- _PASSAGE PROVIDED_
#####

Louisville, KY – The Pfizer’s Coronavirus vaccine has arrived and it’s heading to hospitals and other sites that can store it at extremely low temperatures — about 94 degrees below zero. Pfizer is using containers with dry ice and GPS-enabled sensors to ensure each shipment stays colder than the weather in Antarctica. Doses should be delivered to all vaccination sites identified by states, such as local pharmacies, within three weeks, federal officials said. While the vaccine was determined to be safe, regulators in the U.K. are investigating several severe allergic reactions. The FDA’s instructions tell providers not give it to those with a known history of severe allergic reactions to any of its ingredients.
Shipments of the Pfizer vaccine will set in motion the biggest vaccination effort in American history at a critical juncture of the pandemic that has killed 1.6 million and sickened 71 million worldwide.
Initially, about 3 million doses were expected to be sent out, and the priority is health care workers and nursing home residents as infections, hospitalizations and deaths soar in the U.S. With numbers likely to get worse over the holidays, the vaccine is offering a bright spot in the fight against the pandemic that’s killed nearly 300,000 Americans.
Federal officials say the first shipments of Pfizer’s vaccine will be staggered, arriving in 145 distribution centers Monday, with an additional 425 sites getting shipments Tuesday, and the remaining 66 on Wednesday. The vaccine, co-developed by German partner BioNTech, is being doled out based on each state’s adult population.
UPS CEO Carol Tomé said the company is fully equipped to assist with the crucial chain of distribution.
“Vaccine distribution is a key part of moving our world forward by delivering what matters,” says Carol Tomé, CEO of UPS. “We have dedicated and hardworking people around the world who have been trained to store, handle, transport and deliver vaccines. We’re pleased to support our healthcare partners with smart, efficient logistics for these vaccines that will protect communities and save lives.”
Another vaccine by Moderna will be reviewed by an expert panel this week and soon afterward could be allowed for public use.

#####

- _ACTIONS TO TAKE_
**1)** According to the article on the Pfizer vaccine rollout, how many distribution centers were to receive the first shipments on Monday?
**2)** Reproduce the stretch of the article on the Pfizer vaccine rollout from "Louisville, KY –" through "of its ingredients.".

- _STORED DATA_
#####

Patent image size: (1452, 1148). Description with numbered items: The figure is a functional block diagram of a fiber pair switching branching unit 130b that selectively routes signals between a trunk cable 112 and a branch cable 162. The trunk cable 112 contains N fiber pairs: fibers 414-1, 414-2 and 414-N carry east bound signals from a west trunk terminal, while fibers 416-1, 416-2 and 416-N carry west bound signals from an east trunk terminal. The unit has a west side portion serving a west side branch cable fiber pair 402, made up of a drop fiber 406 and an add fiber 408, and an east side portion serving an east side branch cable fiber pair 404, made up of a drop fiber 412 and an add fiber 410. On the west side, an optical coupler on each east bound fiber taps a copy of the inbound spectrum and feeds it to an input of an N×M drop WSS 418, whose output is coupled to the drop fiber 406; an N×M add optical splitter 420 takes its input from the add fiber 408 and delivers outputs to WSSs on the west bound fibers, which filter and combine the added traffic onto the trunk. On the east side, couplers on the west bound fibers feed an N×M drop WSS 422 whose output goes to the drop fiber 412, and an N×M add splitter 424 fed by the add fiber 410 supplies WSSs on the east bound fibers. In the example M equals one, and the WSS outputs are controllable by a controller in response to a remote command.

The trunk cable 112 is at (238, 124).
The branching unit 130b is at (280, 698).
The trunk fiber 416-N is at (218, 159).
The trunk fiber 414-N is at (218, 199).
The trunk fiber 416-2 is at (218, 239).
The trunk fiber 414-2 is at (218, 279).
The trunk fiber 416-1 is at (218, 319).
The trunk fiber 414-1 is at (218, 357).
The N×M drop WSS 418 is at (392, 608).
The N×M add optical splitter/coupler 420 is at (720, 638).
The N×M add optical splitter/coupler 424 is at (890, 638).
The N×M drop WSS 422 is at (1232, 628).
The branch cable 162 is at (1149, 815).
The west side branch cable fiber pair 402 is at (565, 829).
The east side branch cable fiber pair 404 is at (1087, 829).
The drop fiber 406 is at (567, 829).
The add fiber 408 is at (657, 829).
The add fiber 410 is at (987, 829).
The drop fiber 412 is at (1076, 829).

#####

- _PER-TASK OUTPUTS_
**1)** 145 distribution centers.

**2)**
Louisville, KY – The Pfizer’s Coronavirus vaccine has arrived and it’s heading to hospitals and other sites that can store it at extremely low temperatures — about 94 degrees below zero. Pfizer is using containers with dry ice and GPS-enabled sensors to ensure each shipment stays colder than the weather in Antarctica. Doses should be delivered to all vaccination sites identified by states, such as local pharmacies, within three weeks, federal officials said. While the vaccine was determined to be safe, regulators in the U.K. are investigating several severe allergic reactions. The FDA’s instructions tell providers not give it to those with a known history of severe allergic reactions to any of its ingredients.